++++ RECORDS SHOWN ++++
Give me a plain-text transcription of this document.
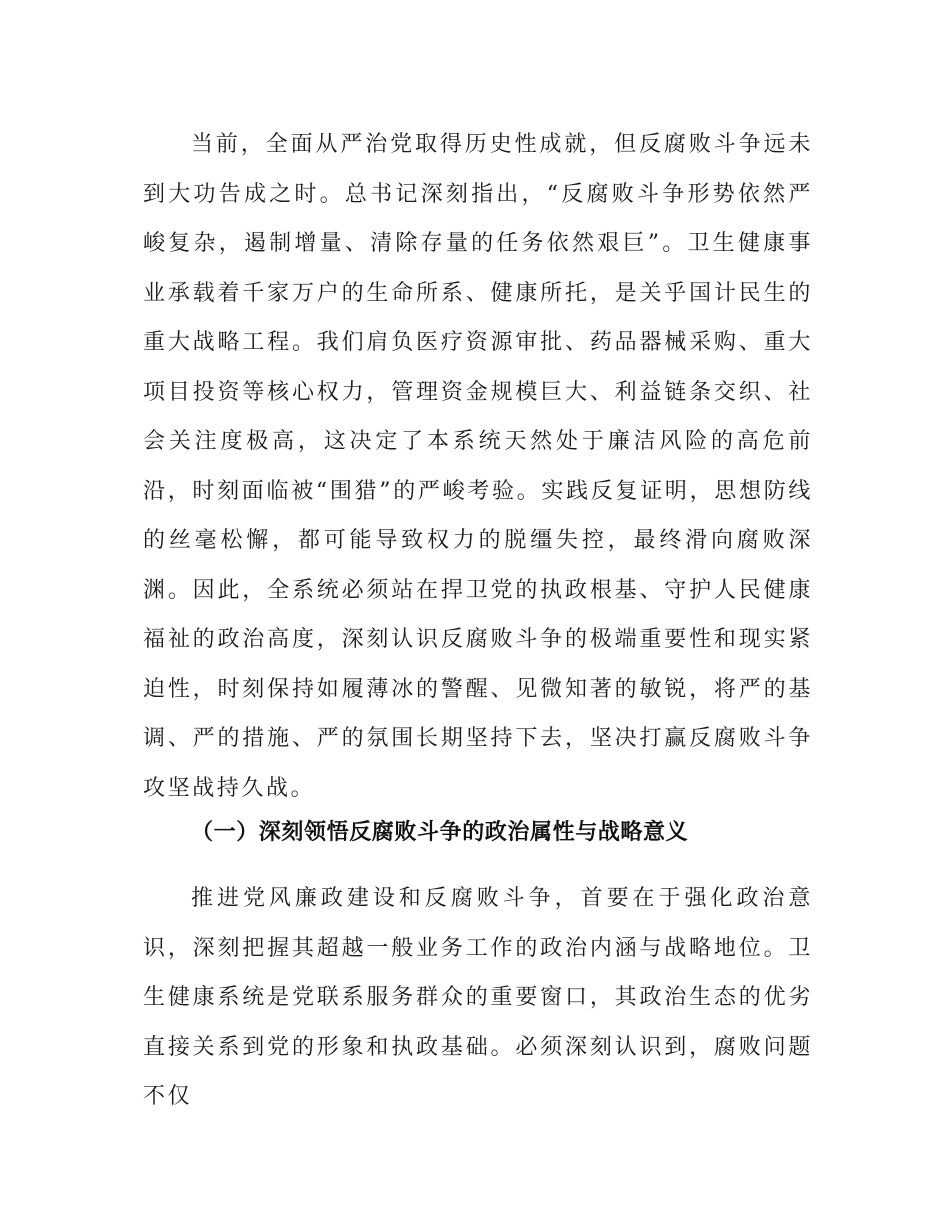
当前，全面从严治党取得历史性成就，但反腐败斗争远未到大功告成之时。总书记深刻指出，“反腐败斗争形势依然严峻复杂，遏制增量、清除存量的任务依然艰巨”。卫生健康事业承载着千家万户的生命所系、健康所托，是关乎国计民生的重大战略工程。我们肩负医疗资源审批、药品器械采购、重大项目投资等核心权力，管理资金规模巨大、利益链条交织、社会关注度极高，这决定了本系统天然处于廉洁风险的高危前沿，时刻面临被“围猎”的严峻考验。实践反复证明，思想防线的丝毫松懈，都可能导致权力的脱缰失控，最终滑向腐败深渊。因此，全系统必须站在捍卫党的执政根基、守护人民健康福祉的政治高度，深刻认识反腐败斗争的极端重要性和现实紧迫性，时刻保持如履薄冰的警醒、见微知著的敏锐，将严的基调、严的措施、严的氛围长期坚持下去，坚决打赢反腐败斗争攻坚战持久战。

（一）深刻领悟反腐败斗争的政治属性与战略意义

推进党风廉政建设和反腐败斗争，首要在于强化政治意识，深刻把握其超越一般业务工作的政治内涵与战略地位。卫生健康系统是党联系服务群众的重要窗口，其政治生态的优劣直接关系到党的形象和执政基础。必须深刻认识到，腐败问题不仅
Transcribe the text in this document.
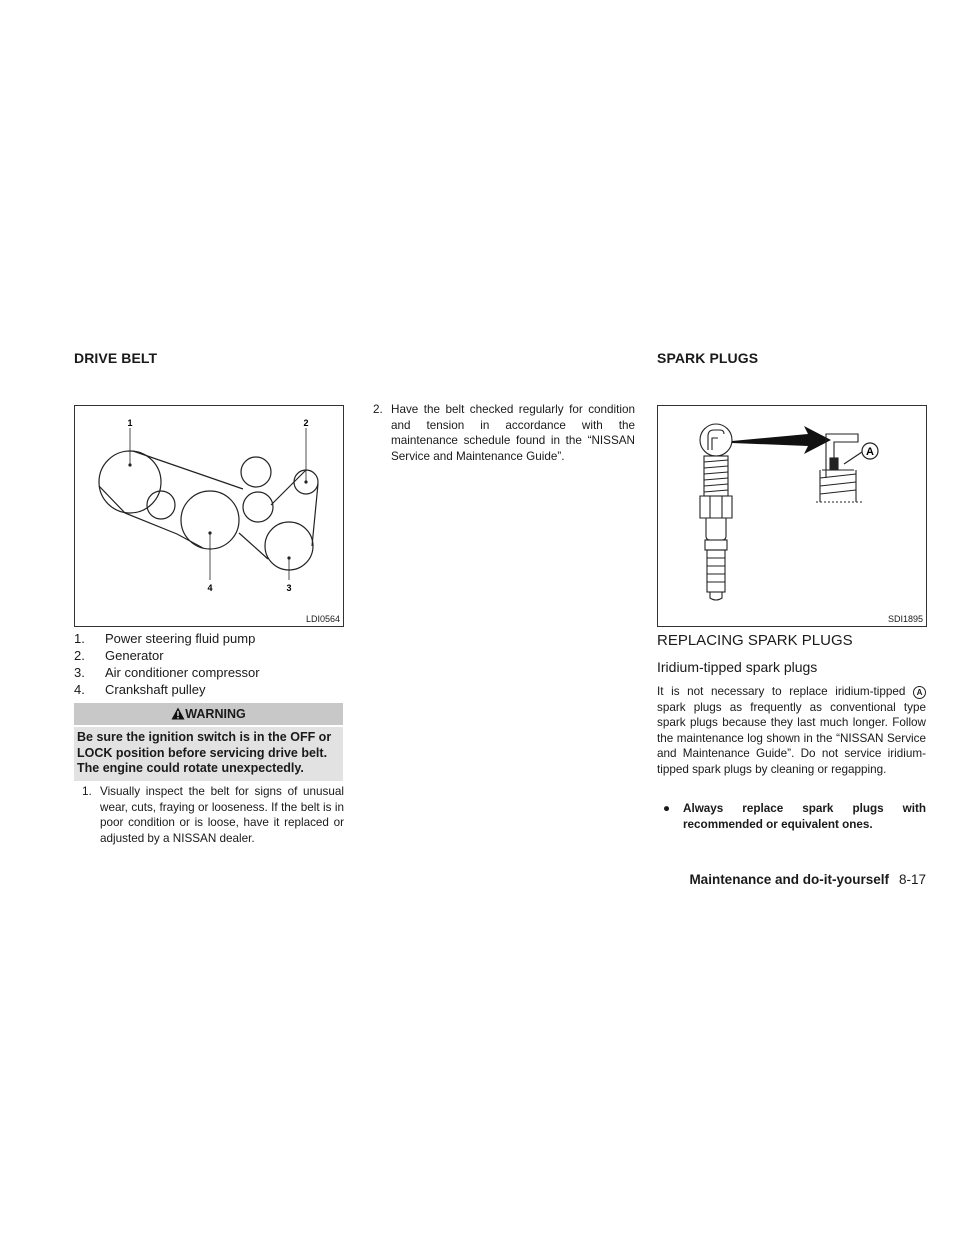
DRIVE BELT
1	2
4	3
LDI0564
1.	Power steering fluid pump
2.	Generator
3.	Air conditioner compressor
4.	Crankshaft pulley
WARNING
Be sure the ignition switch is in the OFF or LOCK position before servicing drive belt. The engine could rotate unexpectedly.
1. Visually inspect the belt for signs of unusual wear, cuts, fraying or looseness. If the belt is in poor condition or is loose, have it replaced or adjusted by a NISSAN dealer.
2. Have the belt checked regularly for condition and tension in accordance with the maintenance schedule found in the “NISSAN Service and Maintenance Guide”.
SPARK PLUGS
A
SDI1895
REPLACING SPARK PLUGS
Iridium-tipped spark plugs
It is not necessary to replace iridium-tipped A spark plugs as frequently as conventional type spark plugs because they last much longer. Follow the maintenance log shown in the “NISSAN Service and Maintenance Guide”. Do not service iridium-tipped spark plugs by cleaning or regapping.
●	Always replace spark plugs with recommended or equivalent ones.
Maintenance and do-it-yourself 8-17
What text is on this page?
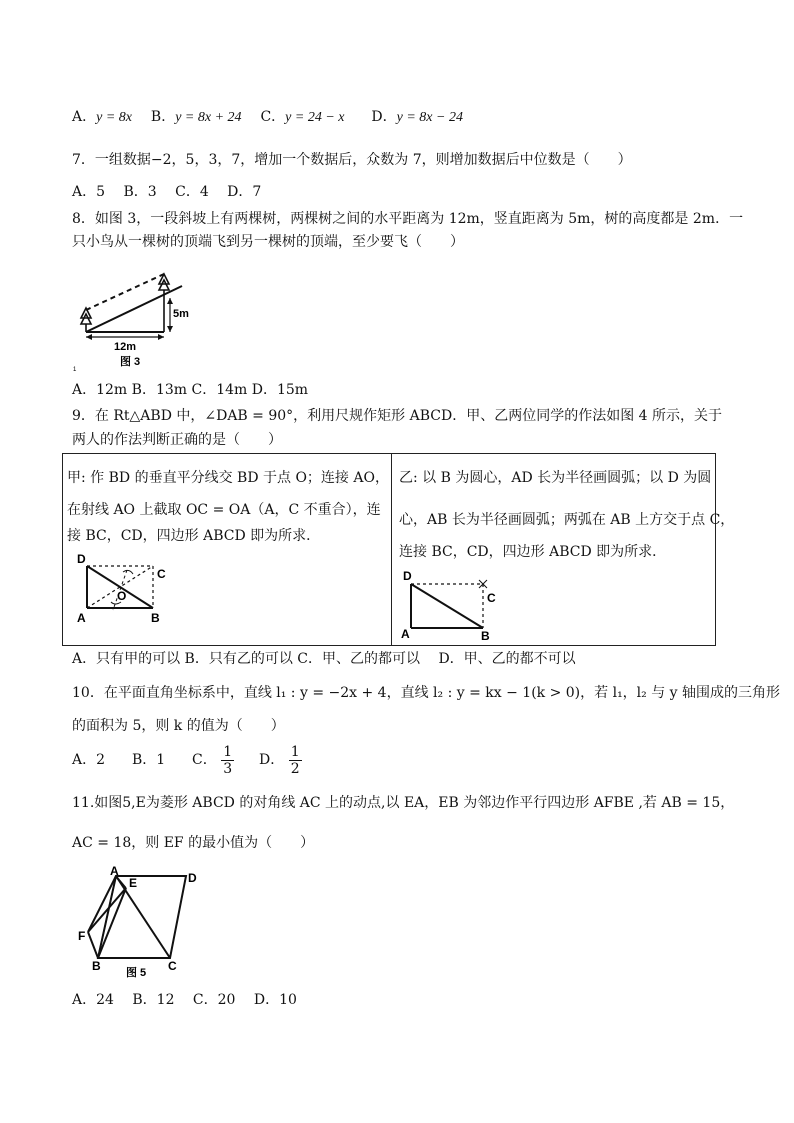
A．y = 8x B．y = 8x + 24 C．y = 24 − x D．y = 8x − 24
7．一组数据−2，5，3，7，增加一个数据后，众数为 7，则增加数据后中位数是（　　）
A．5　 B．3　 C．4　 D．7
8．如图 3，一段斜坡上有两棵树，两棵树之间的水平距离为 12m，竖直距离为 5m，树的高度都是 2m．一
只小鸟从一棵树的顶端飞到另一棵树的顶端，至少要飞（　　）
5m
12m
图 3
1
A．12m B．13m C．14m D．15m
9．在 Rt△ABD 中，∠DAB = 90°，利用尺规作矩形 ABCD．甲、乙两位同学的作法如图 4 所示，关于
两人的作法判断正确的是（　　）
甲: 作 BD 的垂直平分线交 BD 于点 O；连接 AO，
在射线 AO 上截取 OC = OA（A，C 不重合），连
接 BC，CD，四边形 ABCD 即为所求．
D
A	B
C
O
乙: 以 B 为圆心，AD 长为半径画圆弧；以 D 为圆
心，AB 长为半径画圆弧；两弧在 AB 上方交于点 C，
连接 BC，CD，四边形 ABCD 即为所求．
D
A	B
C
A．只有甲的可以 B．只有乙的可以 C．甲、乙的都可以　 D．甲、乙的都不可以
10．在平面直角坐标系中，直线 l₁ : y = −2x + 4，直线 l₂ : y = kx − 1(k > 0)，若 l₁，l₂ 与 y 轴围成的三角形
的面积为 5，则 k 的值为（　　）
A．2 B．1 C． $\frac{1}{3}$ D． $\frac{1}{2}$
11.如图5,E为菱形 ABCD 的对角线 AC 上的动点,以 EA，EB 为邻边作平行四边形 AFBE ,若 AB = 15，
AC = 18，则 EF 的最小值为（　　）
A
E	D
F
B	C
图 5
A．24　 B．12　 C．20　 D．10
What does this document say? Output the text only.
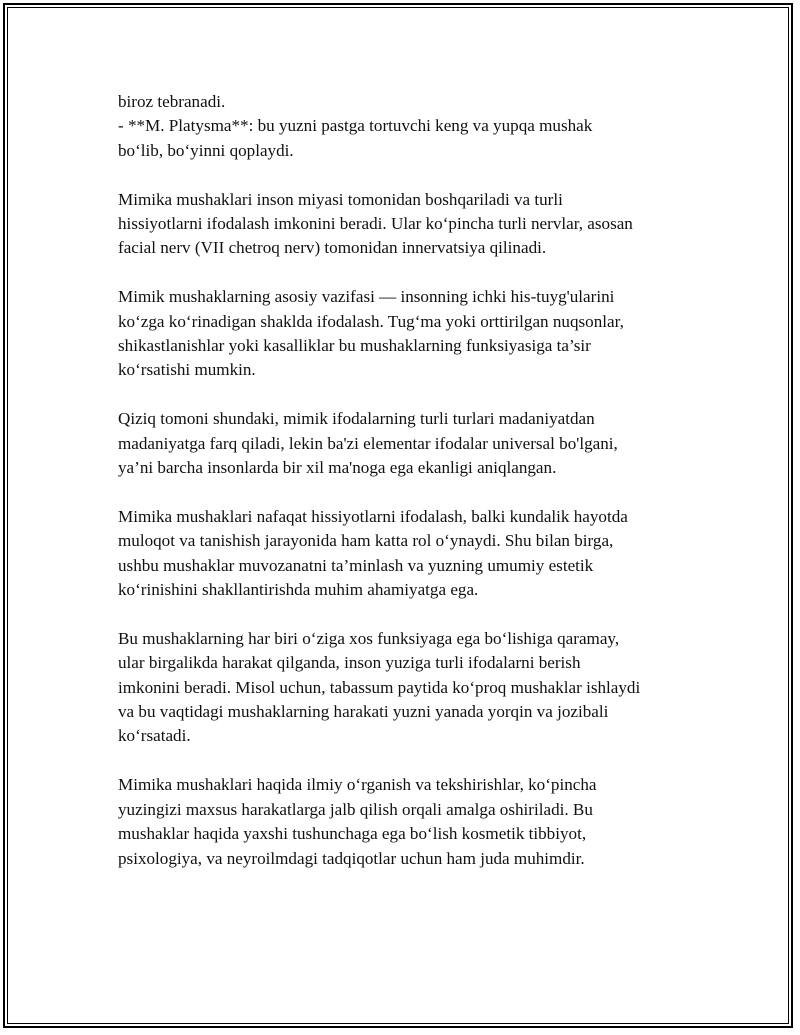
biroz tebranadi.
- **M. Platysma**: bu yuzni pastga tortuvchi keng va yupqa mushak
bo‘lib, bo‘yinni qoplaydi.

Mimika mushaklari inson miyasi tomonidan boshqariladi va turli
hissiyotlarni ifodalash imkonini beradi. Ular ko‘pincha turli nervlar, asosan
facial nerv (VII chetroq nerv) tomonidan innervatsiya qilinadi.

Mimik mushaklarning asosiy vazifasi — insonning ichki his-tuyg'ularini
ko‘zga ko‘rinadigan shaklda ifodalash. Tug‘ma yoki orttirilgan nuqsonlar,
shikastlanishlar yoki kasalliklar bu mushaklarning funksiyasiga ta’sir
ko‘rsatishi mumkin.

Qiziq tomoni shundaki, mimik ifodalarning turli turlari madaniyatdan
madaniyatga farq qiladi, lekin ba'zi elementar ifodalar universal bo'lgani,
ya’ni barcha insonlarda bir xil ma'noga ega ekanligi aniqlangan.

Mimika mushaklari nafaqat hissiyotlarni ifodalash, balki kundalik hayotda
muloqot va tanishish jarayonida ham katta rol o‘ynaydi. Shu bilan birga,
ushbu mushaklar muvozanatni ta’minlash va yuzning umumiy estetik
ko‘rinishini shakllantirishda muhim ahamiyatga ega.

Bu mushaklarning har biri o‘ziga xos funksiyaga ega bo‘lishiga qaramay,
ular birgalikda harakat qilganda, inson yuziga turli ifodalarni berish
imkonini beradi. Misol uchun, tabassum paytida ko‘proq mushaklar ishlaydi
va bu vaqtidagi mushaklarning harakati yuzni yanada yorqin va jozibali
ko‘rsatadi.

Mimika mushaklari haqida ilmiy o‘rganish va tekshirishlar, ko‘pincha
yuzingizi maxsus harakatlarga jalb qilish orqali amalga oshiriladi. Bu
mushaklar haqida yaxshi tushunchaga ega bo‘lish kosmetik tibbiyot,
psixologiya, va neyroilmdagi tadqiqotlar uchun ham juda muhimdir.
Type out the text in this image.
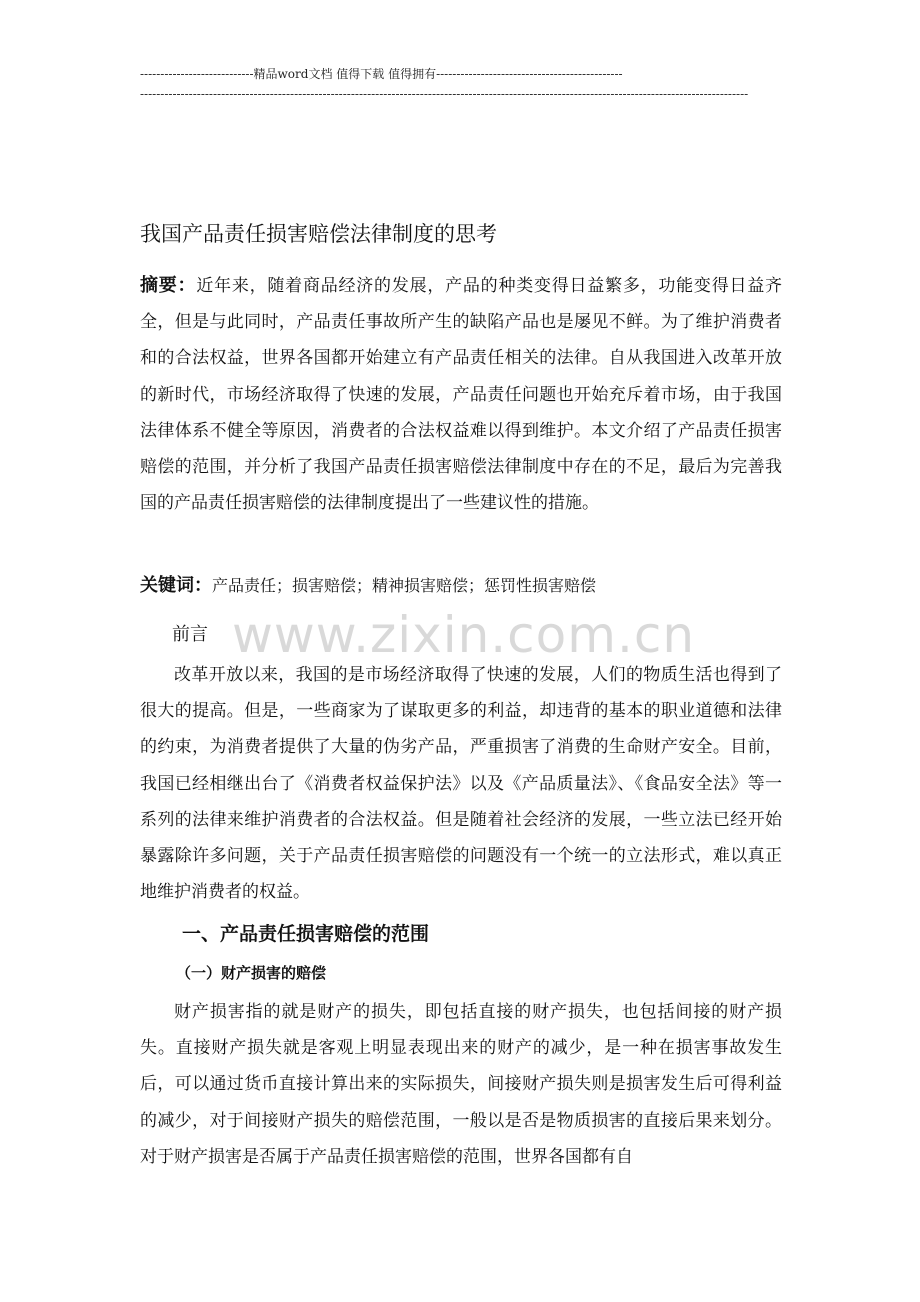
----------------------------精品word文档 值得下载 值得拥有----------------------------------------------
------------------------------------------------------------------------------------------------------------------------------------------------------
www.zixin.com.cn
我国产品责任损害赔偿法律制度的思考

摘要：近年来，随着商品经济的发展，产品的种类变得日益繁多，功能变得日益齐全，但是与此同时，产品责任事故所产生的缺陷产品也是屡见不鲜。为了维护消费者和的合法权益，世界各国都开始建立有产品责任相关的法律。自从我国进入改革开放的新时代，市场经济取得了快速的发展，产品责任问题也开始充斥着市场，由于我国法律体系不健全等原因，消费者的合法权益难以得到维护。本文介绍了产品责任损害赔偿的范围，并分析了我国产品责任损害赔偿法律制度中存在的不足，最后为完善我国的产品责任损害赔偿的法律制度提出了一些建议性的措施。

关键词：产品责任；损害赔偿；精神损害赔偿；惩罚性损害赔偿
前言

改革开放以来，我国的是市场经济取得了快速的发展，人们的物质生活也得到了很大的提高。但是，一些商家为了谋取更多的利益，却违背的基本的职业道德和法律的约束，为消费者提供了大量的伪劣产品，严重损害了消费的生命财产安全。目前，我国已经相继出台了《消费者权益保护法》以及《产品质量法》、《食品安全法》等一系列的法律来维护消费者的合法权益。但是随着社会经济的发展，一些立法已经开始暴露除许多问题，关于产品责任损害赔偿的问题没有一个统一的立法形式，难以真正地维护消费者的权益。

一、产品责任损害赔偿的范围
（一）财产损害的赔偿

财产损害指的就是财产的损失，即包括直接的财产损失，也包括间接的财产损失。直接财产损失就是客观上明显表现出来的财产的减少，是一种在损害事故发生后，可以通过货币直接计算出来的实际损失，间接财产损失则是损害发生后可得利益的减少，对于间接财产损失的赔偿范围，一般以是否是物质损害的直接后果来划分。对于财产损害是否属于产品责任损害赔偿的范围，世界各国都有自
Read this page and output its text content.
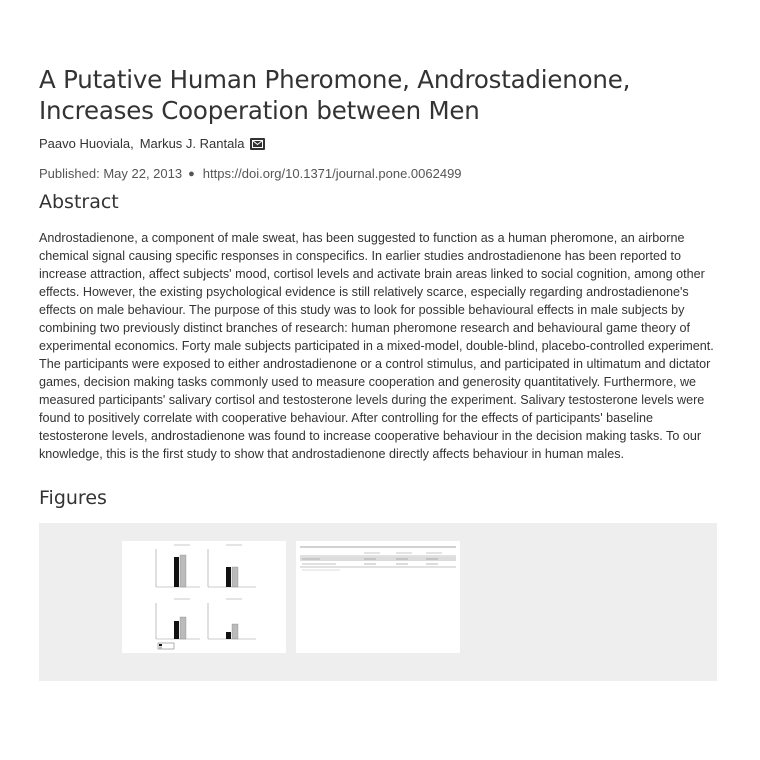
A Putative Human Pheromone, Androstadienone, Increases Cooperation between Men
Paavo Huoviala , Markus J. Rantala
Published: May 22, 2013 ● https://doi.org/10.1371/journal.pone.0062499
Abstract
Androstadienone, a component of male sweat, has been suggested to function as a human pheromone, an airborne chemical signal causing specific responses in conspecifics. In earlier studies androstadienone has been reported to increase attraction, affect subjects' mood, cortisol levels and activate brain areas linked to social cognition, among other effects. However, the existing psychological evidence is still relatively scarce, especially regarding androstadienone's effects on male behaviour. The purpose of this study was to look for possible behavioural effects in male subjects by combining two previously distinct branches of research: human pheromone research and behavioural game theory of experimental economics. Forty male subjects participated in a mixed-model, double-blind, placebo-controlled experiment. The participants were exposed to either androstadienone or a control stimulus, and participated in ultimatum and dictator games, decision making tasks commonly used to measure cooperation and generosity quantitatively. Furthermore, we measured participants' salivary cortisol and testosterone levels during the experiment. Salivary testosterone levels were found to positively correlate with cooperative behaviour. After controlling for the effects of participants' baseline testosterone levels, androstadienone was found to increase cooperative behaviour in the decision making tasks. To our knowledge, this is the first study to show that androstadienone directly affects behaviour in human males.
Figures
++++
WHAT YOU NEED TO DO:
Return every line in the listing that contains the word "长为半径画圆弧".

COMPLETE OUTPUT:
乙: 以 B 为圆心，AD 长为半径画圆弧；以 D 为圆
心，AB 长为半径画圆弧；两弧在 AB 上方交于点 C，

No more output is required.